***** Extracted records *****
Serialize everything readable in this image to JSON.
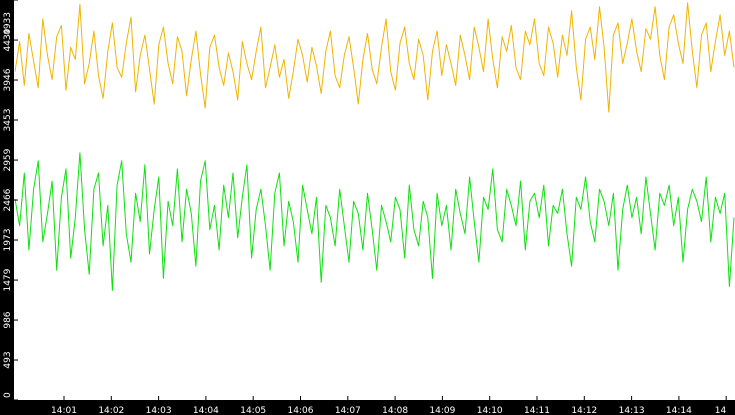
{
  "chart_data": {
    "type": "line",
    "title": "",
    "xlabel": "",
    "ylabel": "",
    "background": "#ffffff",
    "frame_color": "#000000",
    "grid": false,
    "x_ticks": [
      "14:01",
      "14:02",
      "14:03",
      "14:04",
      "14:05",
      "14:06",
      "14:07",
      "14:08",
      "14:09",
      "14:10",
      "14:11",
      "14:12",
      "14:13",
      "14:14",
      "14"
    ],
    "y_ticks": [
      0,
      493,
      986,
      1479,
      1973,
      2466,
      2959,
      3453,
      3946,
      4439,
      4933
    ],
    "ylim": [
      0,
      4933
    ],
    "series": [
      {
        "color": "#f0b400",
        "values": [
          4050,
          4420,
          3880,
          4520,
          4180,
          3850,
          4700,
          4250,
          3950,
          4480,
          4620,
          3820,
          4350,
          4200,
          4880,
          3900,
          4150,
          4550,
          4000,
          3720,
          4300,
          4650,
          4100,
          3980,
          4400,
          4720,
          3800,
          4250,
          4500,
          4080,
          3650,
          4380,
          4600,
          4150,
          3900,
          4480,
          4300,
          3750,
          4200,
          4550,
          4020,
          3600,
          4350,
          4500,
          4100,
          3880,
          4280,
          4050,
          3700,
          4420,
          4150,
          3950,
          4300,
          4600,
          3850,
          4100,
          4380,
          3980,
          4200,
          3720,
          4050,
          4450,
          4250,
          3920,
          4350,
          4120,
          3780,
          4300,
          4550,
          4000,
          3850,
          4250,
          4480,
          4100,
          3650,
          4200,
          4520,
          4080,
          3900,
          4350,
          4700,
          4050,
          3820,
          4400,
          4600,
          4150,
          3950,
          4450,
          4250,
          3700,
          4300,
          4550,
          4000,
          4380,
          4150,
          3880,
          4500,
          4250,
          3950,
          4600,
          4350,
          4050,
          4700,
          4200,
          3850,
          4480,
          4300,
          4620,
          4100,
          3950,
          4550,
          4380,
          4700,
          4150,
          4000,
          4600,
          4400,
          3980,
          4500,
          4250,
          4800,
          4100,
          3700,
          4450,
          4600,
          4200,
          4850,
          4350,
          3550,
          4500,
          4650,
          4150,
          4400,
          4700,
          4300,
          4050,
          4580,
          4450,
          4850,
          4250,
          3950,
          4600,
          4750,
          4400,
          4150,
          4900,
          4300,
          3850,
          4500,
          4650,
          4050,
          4420,
          4750,
          4250,
          4550,
          4100
        ]
      },
      {
        "color": "#10e010",
        "values": [
          2480,
          2150,
          2800,
          1850,
          2600,
          2950,
          1950,
          2300,
          2700,
          1600,
          2500,
          2850,
          1750,
          2250,
          3050,
          2100,
          1550,
          2600,
          2800,
          1900,
          2400,
          1350,
          2650,
          2950,
          2050,
          1700,
          2550,
          2200,
          2900,
          1800,
          2350,
          2750,
          1500,
          2450,
          2150,
          2850,
          1950,
          2600,
          2300,
          1650,
          2700,
          2950,
          2100,
          2400,
          1850,
          2650,
          2250,
          2800,
          2000,
          2500,
          2900,
          1750,
          2350,
          2600,
          2150,
          1600,
          2550,
          2800,
          1900,
          2450,
          2200,
          1700,
          2650,
          2350,
          2050,
          2500,
          1450,
          2400,
          2250,
          1900,
          2600,
          2150,
          1700,
          2450,
          2300,
          1850,
          2550,
          2100,
          1600,
          2400,
          2200,
          1950,
          2500,
          2350,
          1750,
          2650,
          2100,
          1900,
          2450,
          2250,
          1500,
          2550,
          2150,
          2400,
          1850,
          2600,
          2300,
          2050,
          2750,
          2200,
          1700,
          2500,
          2350,
          2850,
          2100,
          1950,
          2600,
          2400,
          2150,
          2700,
          1850,
          2450,
          2550,
          2250,
          2650,
          1900,
          2400,
          2300,
          2600,
          2050,
          1650,
          2500,
          2350,
          2750,
          2200,
          1950,
          2600,
          2450,
          2150,
          2550,
          1600,
          2350,
          2650,
          2250,
          2500,
          2050,
          2750,
          2300,
          1850,
          2550,
          2400,
          2650,
          2150,
          2500,
          1700,
          2350,
          2600,
          2450,
          2200,
          2750,
          1950,
          2500,
          2300,
          2550,
          1400,
          2250
        ]
      }
    ]
  }
}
*****
**The problem**
Each record above must be returned exactly as written, with its pictures omitted.

**Answer to the task**
Serialize everything readable in this image to JSON.
{
  "chart_data": {
    "type": "line",
    "title": "",
    "xlabel": "",
    "ylabel": "",
    "background": "#ffffff",
    "frame_color": "#000000",
    "grid": false,
    "x_ticks": [
      "14:01",
      "14:02",
      "14:03",
      "14:04",
      "14:05",
      "14:06",
      "14:07",
      "14:08",
      "14:09",
      "14:10",
      "14:11",
      "14:12",
      "14:13",
      "14:14",
      "14"
    ],
    "y_ticks": [
      0,
      493,
      986,
      1479,
      1973,
      2466,
      2959,
      3453,
      3946,
      4439,
      4933
    ],
    "ylim": [
      0,
      4933
    ],
    "series": [
      {
        "color": "#f0b400",
        "values": [
          4050,
          4420,
          3880,
          4520,
          4180,
          3850,
          4700,
          4250,
          3950,
          4480,
          4620,
          3820,
          4350,
          4200,
          4880,
          3900,
          4150,
          4550,
          4000,
          3720,
          4300,
          4650,
          4100,
          3980,
          4400,
          4720,
          3800,
          4250,
          4500,
          4080,
          3650,
          4380,
          4600,
          4150,
          3900,
          4480,
          4300,
          3750,
          4200,
          4550,
          4020,
          3600,
          4350,
          4500,
          4100,
          3880,
          4280,
          4050,
          3700,
          4420,
          4150,
          3950,
          4300,
          4600,
          3850,
          4100,
          4380,
          3980,
          4200,
          3720,
          4050,
          4450,
          4250,
          3920,
          4350,
          4120,
          3780,
          4300,
          4550,
          4000,
          3850,
          4250,
          4480,
          4100,
          3650,
          4200,
          4520,
          4080,
          3900,
          4350,
          4700,
          4050,
          3820,
          4400,
          4600,
          4150,
          3950,
          4450,
          4250,
          3700,
          4300,
          4550,
          4000,
          4380,
          4150,
          3880,
          4500,
          4250,
          3950,
          4600,
          4350,
          4050,
          4700,
          4200,
          3850,
          4480,
          4300,
          4620,
          4100,
          3950,
          4550,
          4380,
          4700,
          4150,
          4000,
          4600,
          4400,
          3980,
          4500,
          4250,
          4800,
          4100,
          3700,
          4450,
          4600,
          4200,
          4850,
          4350,
          3550,
          4500,
          4650,
          4150,
          4400,
          4700,
          4300,
          4050,
          4580,
          4450,
          4850,
          4250,
          3950,
          4600,
          4750,
          4400,
          4150,
          4900,
          4300,
          3850,
          4500,
          4650,
          4050,
          4420,
          4750,
          4250,
          4550,
          4100
        ]
      },
      {
        "color": "#10e010",
        "values": [
          2480,
          2150,
          2800,
          1850,
          2600,
          2950,
          1950,
          2300,
          2700,
          1600,
          2500,
          2850,
          1750,
          2250,
          3050,
          2100,
          1550,
          2600,
          2800,
          1900,
          2400,
          1350,
          2650,
          2950,
          2050,
          1700,
          2550,
          2200,
          2900,
          1800,
          2350,
          2750,
          1500,
          2450,
          2150,
          2850,
          1950,
          2600,
          2300,
          1650,
          2700,
          2950,
          2100,
          2400,
          1850,
          2650,
          2250,
          2800,
          2000,
          2500,
          2900,
          1750,
          2350,
          2600,
          2150,
          1600,
          2550,
          2800,
          1900,
          2450,
          2200,
          1700,
          2650,
          2350,
          2050,
          2500,
          1450,
          2400,
          2250,
          1900,
          2600,
          2150,
          1700,
          2450,
          2300,
          1850,
          2550,
          2100,
          1600,
          2400,
          2200,
          1950,
          2500,
          2350,
          1750,
          2650,
          2100,
          1900,
          2450,
          2250,
          1500,
          2550,
          2150,
          2400,
          1850,
          2600,
          2300,
          2050,
          2750,
          2200,
          1700,
          2500,
          2350,
          2850,
          2100,
          1950,
          2600,
          2400,
          2150,
          2700,
          1850,
          2450,
          2550,
          2250,
          2650,
          1900,
          2400,
          2300,
          2600,
          2050,
          1650,
          2500,
          2350,
          2750,
          2200,
          1950,
          2600,
          2450,
          2150,
          2550,
          1600,
          2350,
          2650,
          2250,
          2500,
          2050,
          2750,
          2300,
          1850,
          2550,
          2400,
          2650,
          2150,
          2500,
          1700,
          2350,
          2600,
          2450,
          2200,
          2750,
          1950,
          2500,
          2300,
          2550,
          1400,
          2250
        ]
      }
    ]
  }
}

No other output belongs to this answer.